Dataset excerpt
----

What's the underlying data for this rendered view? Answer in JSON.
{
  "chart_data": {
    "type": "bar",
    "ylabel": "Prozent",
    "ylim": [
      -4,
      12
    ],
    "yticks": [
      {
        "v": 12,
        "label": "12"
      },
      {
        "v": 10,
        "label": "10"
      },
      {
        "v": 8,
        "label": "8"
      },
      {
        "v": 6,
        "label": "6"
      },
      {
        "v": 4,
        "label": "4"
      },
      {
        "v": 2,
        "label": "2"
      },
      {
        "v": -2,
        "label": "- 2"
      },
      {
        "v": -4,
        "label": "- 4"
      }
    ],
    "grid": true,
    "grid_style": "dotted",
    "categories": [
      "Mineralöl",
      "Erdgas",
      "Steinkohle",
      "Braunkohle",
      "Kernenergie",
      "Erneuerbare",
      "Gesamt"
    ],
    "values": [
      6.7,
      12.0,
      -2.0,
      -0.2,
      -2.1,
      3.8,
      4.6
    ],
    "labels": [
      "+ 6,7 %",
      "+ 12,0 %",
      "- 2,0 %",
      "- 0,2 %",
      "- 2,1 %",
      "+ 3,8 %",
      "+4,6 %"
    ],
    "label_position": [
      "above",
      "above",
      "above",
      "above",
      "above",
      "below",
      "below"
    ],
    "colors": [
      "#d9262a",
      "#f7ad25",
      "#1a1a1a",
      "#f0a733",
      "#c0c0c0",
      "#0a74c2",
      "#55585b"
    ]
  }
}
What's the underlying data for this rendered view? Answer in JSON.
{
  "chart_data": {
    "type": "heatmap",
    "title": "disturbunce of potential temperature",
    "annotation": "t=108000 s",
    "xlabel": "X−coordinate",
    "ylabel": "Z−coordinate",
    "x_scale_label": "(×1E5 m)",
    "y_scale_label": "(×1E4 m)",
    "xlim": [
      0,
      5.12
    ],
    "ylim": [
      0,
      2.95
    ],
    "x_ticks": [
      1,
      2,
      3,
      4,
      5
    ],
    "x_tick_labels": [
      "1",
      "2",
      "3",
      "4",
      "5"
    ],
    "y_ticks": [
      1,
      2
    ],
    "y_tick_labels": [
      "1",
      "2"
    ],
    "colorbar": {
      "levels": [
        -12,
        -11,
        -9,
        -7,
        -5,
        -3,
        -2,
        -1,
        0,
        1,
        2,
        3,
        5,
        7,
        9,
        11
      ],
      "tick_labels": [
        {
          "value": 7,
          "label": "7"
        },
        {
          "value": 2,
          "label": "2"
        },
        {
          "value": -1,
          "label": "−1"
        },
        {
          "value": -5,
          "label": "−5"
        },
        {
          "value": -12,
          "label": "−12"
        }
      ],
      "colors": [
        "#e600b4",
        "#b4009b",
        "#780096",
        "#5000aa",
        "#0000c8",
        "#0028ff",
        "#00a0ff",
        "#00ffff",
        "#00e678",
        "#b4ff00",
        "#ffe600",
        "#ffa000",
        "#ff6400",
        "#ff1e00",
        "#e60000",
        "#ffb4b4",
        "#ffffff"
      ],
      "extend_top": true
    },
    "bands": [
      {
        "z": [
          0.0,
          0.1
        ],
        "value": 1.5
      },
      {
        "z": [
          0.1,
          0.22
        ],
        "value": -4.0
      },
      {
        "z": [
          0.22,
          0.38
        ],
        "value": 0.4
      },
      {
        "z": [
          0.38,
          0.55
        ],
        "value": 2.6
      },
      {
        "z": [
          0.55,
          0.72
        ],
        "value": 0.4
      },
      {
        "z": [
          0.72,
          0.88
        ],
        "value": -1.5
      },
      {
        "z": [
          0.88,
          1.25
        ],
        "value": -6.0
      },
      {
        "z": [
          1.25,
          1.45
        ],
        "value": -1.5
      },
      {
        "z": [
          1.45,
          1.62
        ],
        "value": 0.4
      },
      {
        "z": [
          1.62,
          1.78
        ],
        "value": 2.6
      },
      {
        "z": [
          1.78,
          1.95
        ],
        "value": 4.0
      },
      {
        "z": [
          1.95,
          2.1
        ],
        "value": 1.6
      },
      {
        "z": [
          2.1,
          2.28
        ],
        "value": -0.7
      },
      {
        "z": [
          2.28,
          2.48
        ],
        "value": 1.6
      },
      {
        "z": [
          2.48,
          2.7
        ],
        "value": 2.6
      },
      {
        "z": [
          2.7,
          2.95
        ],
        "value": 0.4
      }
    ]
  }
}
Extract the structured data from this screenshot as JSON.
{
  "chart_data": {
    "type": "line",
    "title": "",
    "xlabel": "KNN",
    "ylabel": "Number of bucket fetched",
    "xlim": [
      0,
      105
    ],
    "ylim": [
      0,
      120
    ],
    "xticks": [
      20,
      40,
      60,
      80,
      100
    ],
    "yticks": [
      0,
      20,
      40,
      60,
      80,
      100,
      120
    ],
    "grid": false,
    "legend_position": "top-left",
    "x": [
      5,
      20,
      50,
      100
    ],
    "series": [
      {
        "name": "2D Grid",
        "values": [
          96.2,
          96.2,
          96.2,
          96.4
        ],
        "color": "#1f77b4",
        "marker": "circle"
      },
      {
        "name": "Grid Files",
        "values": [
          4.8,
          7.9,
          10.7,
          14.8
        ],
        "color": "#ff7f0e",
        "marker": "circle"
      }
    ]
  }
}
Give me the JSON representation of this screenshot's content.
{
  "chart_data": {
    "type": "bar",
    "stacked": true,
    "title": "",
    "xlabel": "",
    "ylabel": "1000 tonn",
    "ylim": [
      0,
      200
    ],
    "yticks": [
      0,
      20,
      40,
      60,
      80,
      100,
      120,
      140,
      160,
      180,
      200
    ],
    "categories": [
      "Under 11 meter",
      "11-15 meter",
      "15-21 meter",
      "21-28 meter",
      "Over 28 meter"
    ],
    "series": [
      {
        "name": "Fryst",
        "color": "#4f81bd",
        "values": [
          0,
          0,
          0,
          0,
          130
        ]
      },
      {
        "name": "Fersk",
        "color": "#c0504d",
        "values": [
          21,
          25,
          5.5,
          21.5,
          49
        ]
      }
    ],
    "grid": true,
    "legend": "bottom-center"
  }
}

----

**DIRECTIVE:** Please quote the data above in full, with no line missing.

**ANSWER BELOW:**
What's the underlying data for this rendered view? Answer in JSON.
{
  "chart_data": {
    "type": "bar",
    "ylabel": "Prozent",
    "ylim": [
      -4,
      12
    ],
    "yticks": [
      {
        "v": 12,
        "label": "12"
      },
      {
        "v": 10,
        "label": "10"
      },
      {
        "v": 8,
        "label": "8"
      },
      {
        "v": 6,
        "label": "6"
      },
      {
        "v": 4,
        "label": "4"
      },
      {
        "v": 2,
        "label": "2"
      },
      {
        "v": -2,
        "label": "- 2"
      },
      {
        "v": -4,
        "label": "- 4"
      }
    ],
    "grid": true,
    "grid_style": "dotted",
    "categories": [
      "Mineralöl",
      "Erdgas",
      "Steinkohle",
      "Braunkohle",
      "Kernenergie",
      "Erneuerbare",
      "Gesamt"
    ],
    "values": [
      6.7,
      12.0,
      -2.0,
      -0.2,
      -2.1,
      3.8,
      4.6
    ],
    "labels": [
      "+ 6,7 %",
      "+ 12,0 %",
      "- 2,0 %",
      "- 0,2 %",
      "- 2,1 %",
      "+ 3,8 %",
      "+4,6 %"
    ],
    "label_position": [
      "above",
      "above",
      "above",
      "above",
      "above",
      "below",
      "below"
    ],
    "colors": [
      "#d9262a",
      "#f7ad25",
      "#1a1a1a",
      "#f0a733",
      "#c0c0c0",
      "#0a74c2",
      "#55585b"
    ]
  }
}
What's the underlying data for this rendered view? Answer in JSON.
{
  "chart_data": {
    "type": "heatmap",
    "title": "disturbunce of potential temperature",
    "annotation": "t=108000 s",
    "xlabel": "X−coordinate",
    "ylabel": "Z−coordinate",
    "x_scale_label": "(×1E5 m)",
    "y_scale_label": "(×1E4 m)",
    "xlim": [
      0,
      5.12
    ],
    "ylim": [
      0,
      2.95
    ],
    "x_ticks": [
      1,
      2,
      3,
      4,
      5
    ],
    "x_tick_labels": [
      "1",
      "2",
      "3",
      "4",
      "5"
    ],
    "y_ticks": [
      1,
      2
    ],
    "y_tick_labels": [
      "1",
      "2"
    ],
    "colorbar": {
      "levels": [
        -12,
        -11,
        -9,
        -7,
        -5,
        -3,
        -2,
        -1,
        0,
        1,
        2,
        3,
        5,
        7,
        9,
        11
      ],
      "tick_labels": [
        {
          "value": 7,
          "label": "7"
        },
        {
          "value": 2,
          "label": "2"
        },
        {
          "value": -1,
          "label": "−1"
        },
        {
          "value": -5,
          "label": "−5"
        },
        {
          "value": -12,
          "label": "−12"
        }
      ],
      "colors": [
        "#e600b4",
        "#b4009b",
        "#780096",
        "#5000aa",
        "#0000c8",
        "#0028ff",
        "#00a0ff",
        "#00ffff",
        "#00e678",
        "#b4ff00",
        "#ffe600",
        "#ffa000",
        "#ff6400",
        "#ff1e00",
        "#e60000",
        "#ffb4b4",
        "#ffffff"
      ],
      "extend_top": true
    },
    "bands": [
      {
        "z": [
          0.0,
          0.1
        ],
        "value": 1.5
      },
      {
        "z": [
          0.1,
          0.22
        ],
        "value": -4.0
      },
      {
        "z": [
          0.22,
          0.38
        ],
        "value": 0.4
      },
      {
        "z": [
          0.38,
          0.55
        ],
        "value": 2.6
      },
      {
        "z": [
          0.55,
          0.72
        ],
        "value": 0.4
      },
      {
        "z": [
          0.72,
          0.88
        ],
        "value": -1.5
      },
      {
        "z": [
          0.88,
          1.25
        ],
        "value": -6.0
      },
      {
        "z": [
          1.25,
          1.45
        ],
        "value": -1.5
      },
      {
        "z": [
          1.45,
          1.62
        ],
        "value": 0.4
      },
      {
        "z": [
          1.62,
          1.78
        ],
        "value": 2.6
      },
      {
        "z": [
          1.78,
          1.95
        ],
        "value": 4.0
      },
      {
        "z": [
          1.95,
          2.1
        ],
        "value": 1.6
      },
      {
        "z": [
          2.1,
          2.28
        ],
        "value": -0.7
      },
      {
        "z": [
          2.28,
          2.48
        ],
        "value": 1.6
      },
      {
        "z": [
          2.48,
          2.7
        ],
        "value": 2.6
      },
      {
        "z": [
          2.7,
          2.95
        ],
        "value": 0.4
      }
    ]
  }
}
Extract the structured data from this screenshot as JSON.
{
  "chart_data": {
    "type": "line",
    "title": "",
    "xlabel": "KNN",
    "ylabel": "Number of bucket fetched",
    "xlim": [
      0,
      105
    ],
    "ylim": [
      0,
      120
    ],
    "xticks": [
      20,
      40,
      60,
      80,
      100
    ],
    "yticks": [
      0,
      20,
      40,
      60,
      80,
      100,
      120
    ],
    "grid": false,
    "legend_position": "top-left",
    "x": [
      5,
      20,
      50,
      100
    ],
    "series": [
      {
        "name": "2D Grid",
        "values": [
          96.2,
          96.2,
          96.2,
          96.4
        ],
        "color": "#1f77b4",
        "marker": "circle"
      },
      {
        "name": "Grid Files",
        "values": [
          4.8,
          7.9,
          10.7,
          14.8
        ],
        "color": "#ff7f0e",
        "marker": "circle"
      }
    ]
  }
}
Give me the JSON representation of this screenshot's content.
{
  "chart_data": {
    "type": "bar",
    "stacked": true,
    "title": "",
    "xlabel": "",
    "ylabel": "1000 tonn",
    "ylim": [
      0,
      200
    ],
    "yticks": [
      0,
      20,
      40,
      60,
      80,
      100,
      120,
      140,
      160,
      180,
      200
    ],
    "categories": [
      "Under 11 meter",
      "11-15 meter",
      "15-21 meter",
      "21-28 meter",
      "Over 28 meter"
    ],
    "series": [
      {
        "name": "Fryst",
        "color": "#4f81bd",
        "values": [
          0,
          0,
          0,
          0,
          130
        ]
      },
      {
        "name": "Fersk",
        "color": "#c0504d",
        "values": [
          21,
          25,
          5.5,
          21.5,
          49
        ]
      }
    ],
    "grid": true,
    "legend": "bottom-center"
  }
}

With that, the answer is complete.